** Start of RECORDS SUPPLIED **
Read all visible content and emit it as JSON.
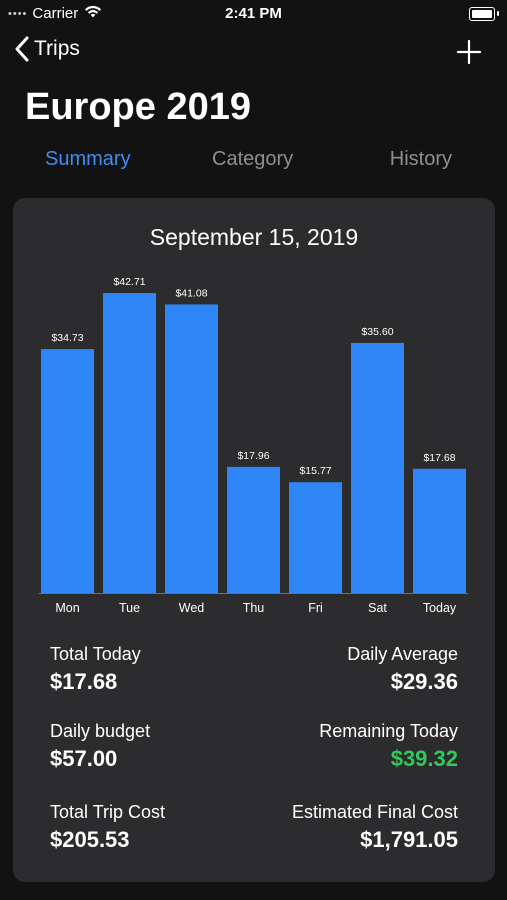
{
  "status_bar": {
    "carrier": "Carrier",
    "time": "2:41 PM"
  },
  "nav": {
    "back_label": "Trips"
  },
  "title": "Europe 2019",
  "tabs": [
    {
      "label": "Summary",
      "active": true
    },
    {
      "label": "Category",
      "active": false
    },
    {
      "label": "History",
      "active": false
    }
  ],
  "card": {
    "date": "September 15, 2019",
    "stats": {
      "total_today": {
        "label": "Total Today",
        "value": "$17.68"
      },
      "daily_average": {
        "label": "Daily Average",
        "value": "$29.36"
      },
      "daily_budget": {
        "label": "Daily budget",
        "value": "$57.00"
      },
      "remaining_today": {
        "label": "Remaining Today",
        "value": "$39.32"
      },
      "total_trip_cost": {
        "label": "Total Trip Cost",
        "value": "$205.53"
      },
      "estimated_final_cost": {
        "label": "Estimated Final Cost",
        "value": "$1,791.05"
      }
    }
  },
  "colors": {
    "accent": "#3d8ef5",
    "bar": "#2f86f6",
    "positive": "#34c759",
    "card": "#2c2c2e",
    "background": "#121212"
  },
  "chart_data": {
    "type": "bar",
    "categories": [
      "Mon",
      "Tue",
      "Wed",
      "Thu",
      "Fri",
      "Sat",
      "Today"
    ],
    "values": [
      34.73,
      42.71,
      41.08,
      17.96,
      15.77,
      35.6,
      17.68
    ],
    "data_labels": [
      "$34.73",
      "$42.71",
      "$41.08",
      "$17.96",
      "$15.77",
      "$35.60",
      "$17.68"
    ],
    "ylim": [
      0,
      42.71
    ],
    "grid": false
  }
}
** End of RECORDS SUPPLIED **
- DIRECTIONS:
Repeat each entry exactly. Pictures do not belong in the copy.

- COMPLETE ANSWER:
Read all visible content and emit it as JSON.
{
  "status_bar": {
    "carrier": "Carrier",
    "time": "2:41 PM"
  },
  "nav": {
    "back_label": "Trips"
  },
  "title": "Europe 2019",
  "tabs": [
    {
      "label": "Summary",
      "active": true
    },
    {
      "label": "Category",
      "active": false
    },
    {
      "label": "History",
      "active": false
    }
  ],
  "card": {
    "date": "September 15, 2019",
    "stats": {
      "total_today": {
        "label": "Total Today",
        "value": "$17.68"
      },
      "daily_average": {
        "label": "Daily Average",
        "value": "$29.36"
      },
      "daily_budget": {
        "label": "Daily budget",
        "value": "$57.00"
      },
      "remaining_today": {
        "label": "Remaining Today",
        "value": "$39.32"
      },
      "total_trip_cost": {
        "label": "Total Trip Cost",
        "value": "$205.53"
      },
      "estimated_final_cost": {
        "label": "Estimated Final Cost",
        "value": "$1,791.05"
      }
    }
  },
  "colors": {
    "accent": "#3d8ef5",
    "bar": "#2f86f6",
    "positive": "#34c759",
    "card": "#2c2c2e",
    "background": "#121212"
  },
  "chart_data": {
    "type": "bar",
    "categories": [
      "Mon",
      "Tue",
      "Wed",
      "Thu",
      "Fri",
      "Sat",
      "Today"
    ],
    "values": [
      34.73,
      42.71,
      41.08,
      17.96,
      15.77,
      35.6,
      17.68
    ],
    "data_labels": [
      "$34.73",
      "$42.71",
      "$41.08",
      "$17.96",
      "$15.77",
      "$35.60",
      "$17.68"
    ],
    "ylim": [
      0,
      42.71
    ],
    "grid": false
  }
}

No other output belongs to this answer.